DIRECTION
From the entries that follow, gather each line holding the word "italic".

MATERIAL SHOWN
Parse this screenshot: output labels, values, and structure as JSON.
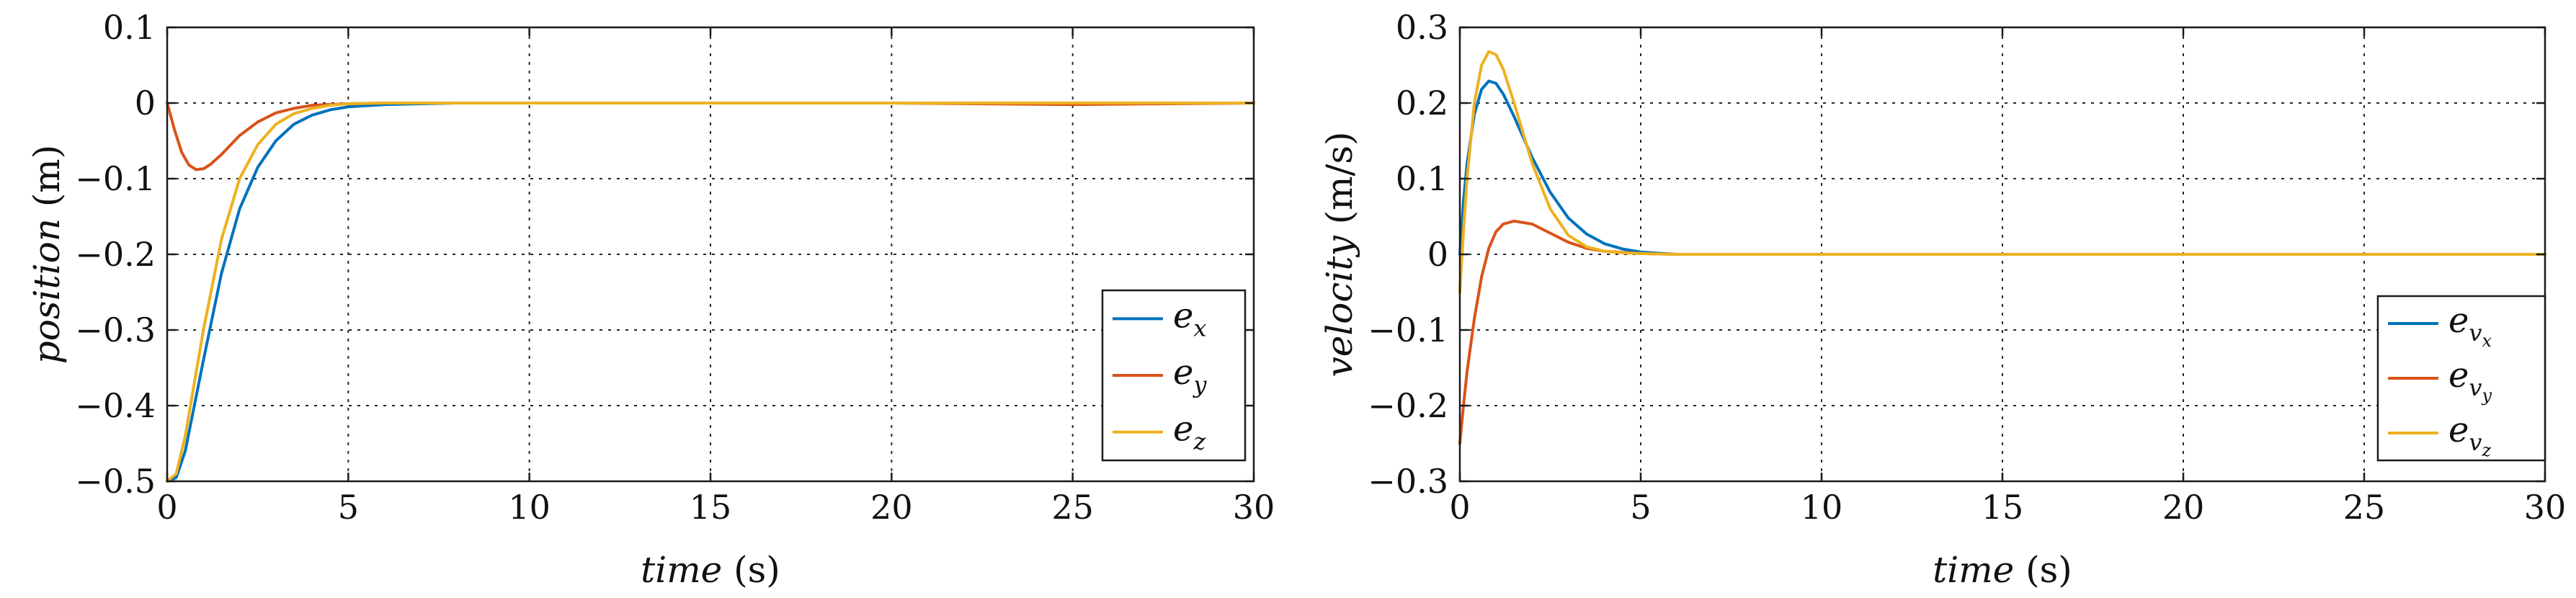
{
  "chart_data": [
    {
      "type": "line",
      "title": "",
      "xlabel": {
        "italic": "time",
        "unit": "(s)"
      },
      "ylabel": {
        "italic": "position",
        "unit": "(m)"
      },
      "xlim": [
        0,
        30
      ],
      "ylim": [
        -0.5,
        0.1
      ],
      "xticks": [
        0,
        5,
        10,
        15,
        20,
        25,
        30
      ],
      "yticks": [
        0.1,
        0,
        -0.1,
        -0.2,
        -0.3,
        -0.4,
        -0.5
      ],
      "xtick_labels": [
        "0",
        "5",
        "10",
        "15",
        "20",
        "25",
        "30"
      ],
      "ytick_labels": [
        "0.1",
        "0",
        "−0.1",
        "−0.2",
        "−0.3",
        "−0.4",
        "−0.5"
      ],
      "grid": true,
      "legend": "bottom-right",
      "series": [
        {
          "name": "e",
          "subscript": "x",
          "color": "#0072BD",
          "x": [
            0,
            0.25,
            0.5,
            0.75,
            1,
            1.5,
            2,
            2.5,
            3,
            3.5,
            4,
            4.5,
            5,
            6,
            7,
            8,
            10,
            12,
            15,
            20,
            25,
            30
          ],
          "y": [
            -0.5,
            -0.495,
            -0.46,
            -0.4,
            -0.34,
            -0.225,
            -0.14,
            -0.085,
            -0.05,
            -0.028,
            -0.016,
            -0.009,
            -0.005,
            -0.002,
            -0.001,
            0,
            0,
            0,
            0,
            0,
            -0.001,
            0
          ]
        },
        {
          "name": "e",
          "subscript": "y",
          "color": "#D95319",
          "x": [
            0,
            0.2,
            0.4,
            0.6,
            0.8,
            1,
            1.2,
            1.5,
            2,
            2.5,
            3,
            3.5,
            4,
            5,
            6,
            8,
            10,
            15,
            20,
            25,
            30
          ],
          "y": [
            0,
            -0.035,
            -0.065,
            -0.082,
            -0.088,
            -0.087,
            -0.081,
            -0.068,
            -0.043,
            -0.025,
            -0.013,
            -0.007,
            -0.003,
            -0.001,
            0,
            0,
            0,
            0,
            0,
            -0.002,
            0
          ]
        },
        {
          "name": "e",
          "subscript": "z",
          "color": "#EDB120",
          "x": [
            0,
            0.25,
            0.5,
            0.75,
            1,
            1.5,
            2,
            2.5,
            3,
            3.5,
            4,
            4.5,
            5,
            6,
            8,
            10,
            15,
            20,
            25,
            30
          ],
          "y": [
            -0.5,
            -0.49,
            -0.44,
            -0.37,
            -0.3,
            -0.18,
            -0.1,
            -0.055,
            -0.028,
            -0.014,
            -0.007,
            -0.003,
            -0.001,
            0,
            0,
            0,
            0,
            0,
            0,
            0
          ]
        }
      ]
    },
    {
      "type": "line",
      "title": "",
      "xlabel": {
        "italic": "time",
        "unit": "(s)"
      },
      "ylabel": {
        "italic": "velocity",
        "unit": "(m/s)"
      },
      "xlim": [
        0,
        30
      ],
      "ylim": [
        -0.3,
        0.3
      ],
      "xticks": [
        0,
        5,
        10,
        15,
        20,
        25,
        30
      ],
      "yticks": [
        0.3,
        0.2,
        0.1,
        0,
        -0.1,
        -0.2,
        -0.3
      ],
      "xtick_labels": [
        "0",
        "5",
        "10",
        "15",
        "20",
        "25",
        "30"
      ],
      "ytick_labels": [
        "0.3",
        "0.2",
        "0.1",
        "0",
        "−0.1",
        "−0.2",
        "−0.3"
      ],
      "grid": true,
      "legend": "bottom-right",
      "series": [
        {
          "name": "e",
          "subscript": "v",
          "subsubscript": "x",
          "color": "#0072BD",
          "x": [
            0,
            0.1,
            0.2,
            0.4,
            0.6,
            0.8,
            1,
            1.2,
            1.5,
            2,
            2.5,
            3,
            3.5,
            4,
            4.5,
            5,
            6,
            8,
            10,
            15,
            20,
            25,
            30
          ],
          "y": [
            0,
            0.07,
            0.12,
            0.185,
            0.218,
            0.229,
            0.226,
            0.212,
            0.182,
            0.128,
            0.082,
            0.048,
            0.027,
            0.014,
            0.007,
            0.003,
            0,
            0,
            0,
            0,
            0,
            0,
            0
          ]
        },
        {
          "name": "e",
          "subscript": "v",
          "subsubscript": "y",
          "color": "#D95319",
          "x": [
            0,
            0.1,
            0.2,
            0.4,
            0.6,
            0.8,
            1,
            1.2,
            1.5,
            2,
            2.5,
            3,
            3.5,
            4,
            5,
            6,
            8,
            10,
            15,
            20,
            25,
            30
          ],
          "y": [
            -0.25,
            -0.2,
            -0.155,
            -0.085,
            -0.03,
            0.008,
            0.03,
            0.04,
            0.044,
            0.04,
            0.028,
            0.016,
            0.008,
            0.004,
            0.001,
            0,
            0,
            0,
            0,
            0,
            0,
            0
          ]
        },
        {
          "name": "e",
          "subscript": "v",
          "subsubscript": "z",
          "color": "#EDB120",
          "x": [
            0,
            0.1,
            0.2,
            0.4,
            0.6,
            0.8,
            1,
            1.2,
            1.5,
            2,
            2.5,
            3,
            3.5,
            4,
            4.5,
            5,
            6,
            8,
            10,
            15,
            20,
            25,
            30
          ],
          "y": [
            -0.05,
            0.03,
            0.1,
            0.2,
            0.25,
            0.268,
            0.264,
            0.245,
            0.2,
            0.12,
            0.06,
            0.025,
            0.01,
            0.004,
            0.002,
            0.001,
            0,
            0,
            0,
            0,
            0,
            0,
            0
          ]
        }
      ]
    }
  ]
}
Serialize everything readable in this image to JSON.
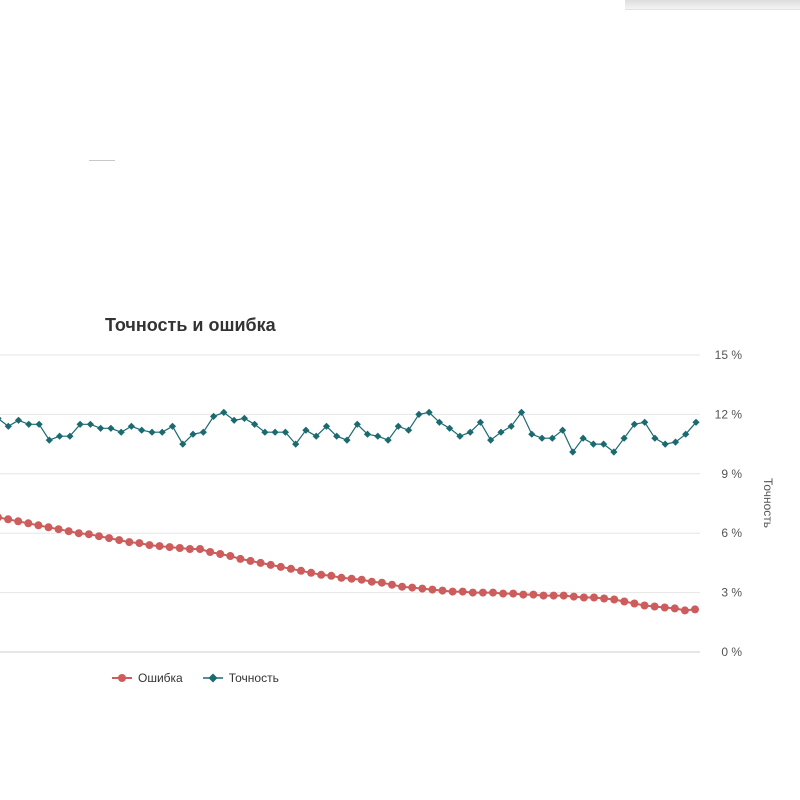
{
  "chart_data": {
    "type": "line",
    "title": "Точность и ошибка",
    "xlabel": "",
    "ylabel": "Точность",
    "ylim": [
      0,
      15
    ],
    "y_ticks": [
      "0 %",
      "3 %",
      "6 %",
      "9 %",
      "12 %",
      "15 %"
    ],
    "grid": true,
    "legend_position": "bottom-left",
    "series": [
      {
        "name": "Ошибка",
        "color": "#cd5c5c",
        "marker": "circle",
        "values": [
          6.8,
          6.7,
          6.6,
          6.5,
          6.4,
          6.3,
          6.2,
          6.1,
          6.0,
          5.95,
          5.85,
          5.75,
          5.65,
          5.55,
          5.5,
          5.4,
          5.35,
          5.3,
          5.25,
          5.2,
          5.2,
          5.05,
          4.95,
          4.85,
          4.7,
          4.6,
          4.5,
          4.4,
          4.3,
          4.2,
          4.1,
          4.0,
          3.9,
          3.85,
          3.75,
          3.7,
          3.65,
          3.55,
          3.5,
          3.4,
          3.3,
          3.25,
          3.2,
          3.15,
          3.1,
          3.05,
          3.05,
          3.0,
          3.0,
          3.0,
          2.95,
          2.95,
          2.9,
          2.9,
          2.85,
          2.85,
          2.85,
          2.8,
          2.75,
          2.75,
          2.7,
          2.65,
          2.55,
          2.45,
          2.35,
          2.3,
          2.25,
          2.2,
          2.1,
          2.15
        ]
      },
      {
        "name": "Точность",
        "color": "#1a6a70",
        "marker": "diamond",
        "values": [
          11.8,
          11.4,
          11.7,
          11.5,
          11.5,
          10.7,
          10.9,
          10.9,
          11.5,
          11.5,
          11.3,
          11.3,
          11.1,
          11.4,
          11.2,
          11.1,
          11.1,
          11.4,
          10.5,
          11.0,
          11.1,
          11.9,
          12.1,
          11.7,
          11.8,
          11.5,
          11.1,
          11.1,
          11.1,
          10.5,
          11.2,
          10.9,
          11.4,
          10.9,
          10.7,
          11.5,
          11.0,
          10.9,
          10.7,
          11.4,
          11.2,
          12.0,
          12.1,
          11.6,
          11.3,
          10.9,
          11.1,
          11.6,
          10.7,
          11.1,
          11.4,
          12.1,
          11.0,
          10.8,
          10.8,
          11.2,
          10.1,
          10.8,
          10.5,
          10.5,
          10.1,
          10.8,
          11.5,
          11.6,
          10.8,
          10.5,
          10.6,
          11.0,
          11.6
        ]
      }
    ]
  }
}
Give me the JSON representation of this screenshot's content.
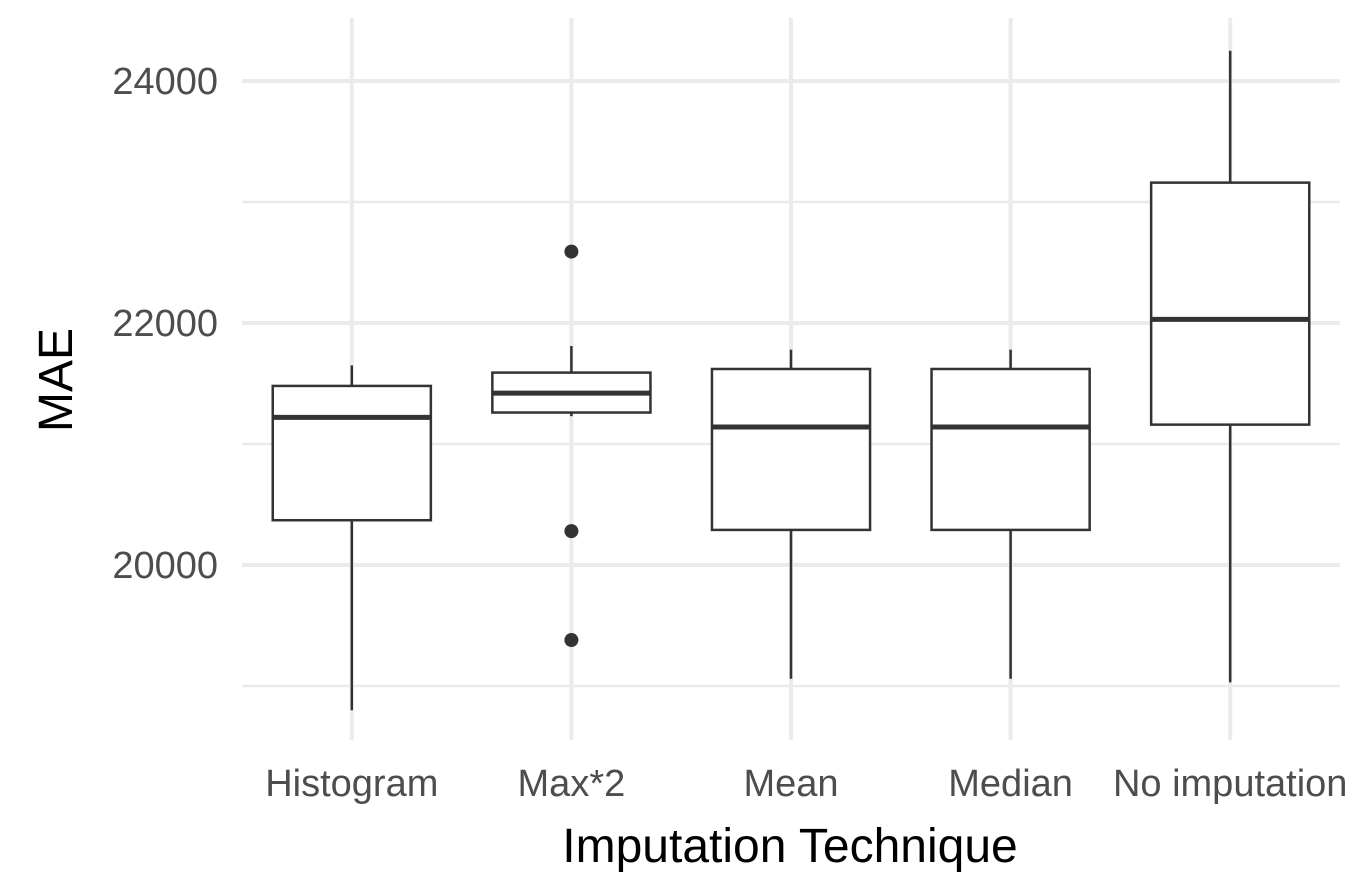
{
  "chart_data": {
    "type": "boxplot",
    "title": "",
    "xlabel": "Imputation Technique",
    "ylabel": "MAE",
    "ylim": [
      18600,
      24500
    ],
    "y_major_ticks": [
      20000,
      22000,
      24000
    ],
    "y_minor_ticks": [
      19000,
      21000,
      23000
    ],
    "grid": true,
    "legend": "none",
    "colors": {
      "box_line": "#333333",
      "box_fill": "#ffffff",
      "grid": "#ebebeb",
      "tick_text": "#4d4d4d"
    },
    "categories": [
      "Histogram",
      "Max*2",
      "Mean",
      "Median",
      "No imputation"
    ],
    "boxes": [
      {
        "category": "Histogram",
        "whisker_low": 18800,
        "q1": 20370,
        "median": 21220,
        "q3": 21480,
        "whisker_high": 21650,
        "outliers": []
      },
      {
        "category": "Max*2",
        "whisker_low": 21230,
        "q1": 21260,
        "median": 21420,
        "q3": 21590,
        "whisker_high": 21810,
        "outliers": [
          22590,
          20280,
          19380
        ]
      },
      {
        "category": "Mean",
        "whisker_low": 19060,
        "q1": 20290,
        "median": 21140,
        "q3": 21620,
        "whisker_high": 21780,
        "outliers": []
      },
      {
        "category": "Median",
        "whisker_low": 19060,
        "q1": 20290,
        "median": 21140,
        "q3": 21620,
        "whisker_high": 21780,
        "outliers": []
      },
      {
        "category": "No imputation",
        "whisker_low": 19030,
        "q1": 21160,
        "median": 22030,
        "q3": 23160,
        "whisker_high": 24250,
        "outliers": []
      }
    ]
  }
}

FULL RESPONSE
        "italic": "time",
        "italic": "position",
        "italic": "time",
        "italic": "velocity",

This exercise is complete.